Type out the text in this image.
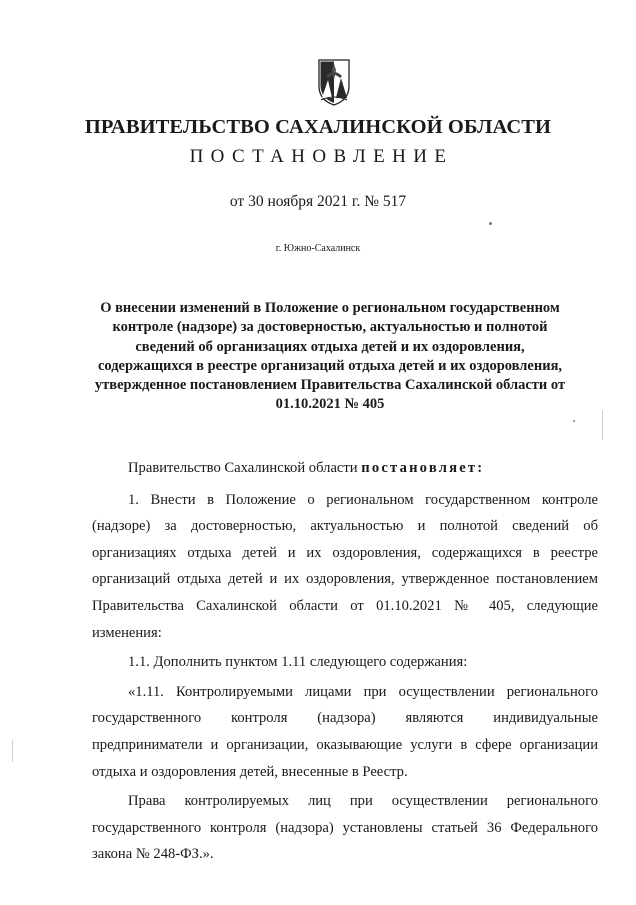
ПРАВИТЕЛЬСТВО САХАЛИНСКОЙ ОБЛАСТИ
ПОСТАНОВЛЕНИЕ
от 30 ноября 2021 г. № 517
г. Южно-Сахалинск
О внесении изменений в Положение о региональном государственном контроле (надзоре) за достоверностью, актуальностью и полнотой сведений об организациях отдыха детей и их оздоровления, содержащихся в реестре организаций отдыха детей и их оздоровления, утвержденное постановлением Правительства Сахалинской области от 01.10.2021 № 405

Правительство Сахалинской области постановляет:

1. Внести в Положение о региональном государственном контроле (надзоре) за достоверностью, актуальностью и полнотой сведений об организациях отдыха детей и их оздоровления, содержащихся в реестре организаций отдыха детей и их оздоровления, утвержденное постановлением Правительства Сахалинской области от 01.10.2021 № 405, следующие изменения:

1.1. Дополнить пунктом 1.11 следующего содержания:

«1.11. Контролируемыми лицами при осуществлении регионального государственного контроля (надзора) являются индивидуальные предприниматели и организации, оказывающие услуги в сфере организации отдыха и оздоровления детей, внесенные в Реестр.

Права контролируемых лиц при осуществлении регионального государственного контроля (надзора) установлены статьей 36 Федерального закона № 248-ФЗ.».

════════

▶ What is being asked
Copy whichever lines in the listing above contain the word "контроля".

▶ Expected output
«1.11. Контролируемыми лицами при осуществлении регионального государственного контроля (надзора) являются индивидуальные предприниматели и организации, оказывающие услуги в сфере организации отдыха и оздоровления детей, внесенные в Реестр.
Права контролируемых лиц при осуществлении регионального государственного контроля (надзора) установлены статьей 36 Федерального закона № 248-ФЗ.».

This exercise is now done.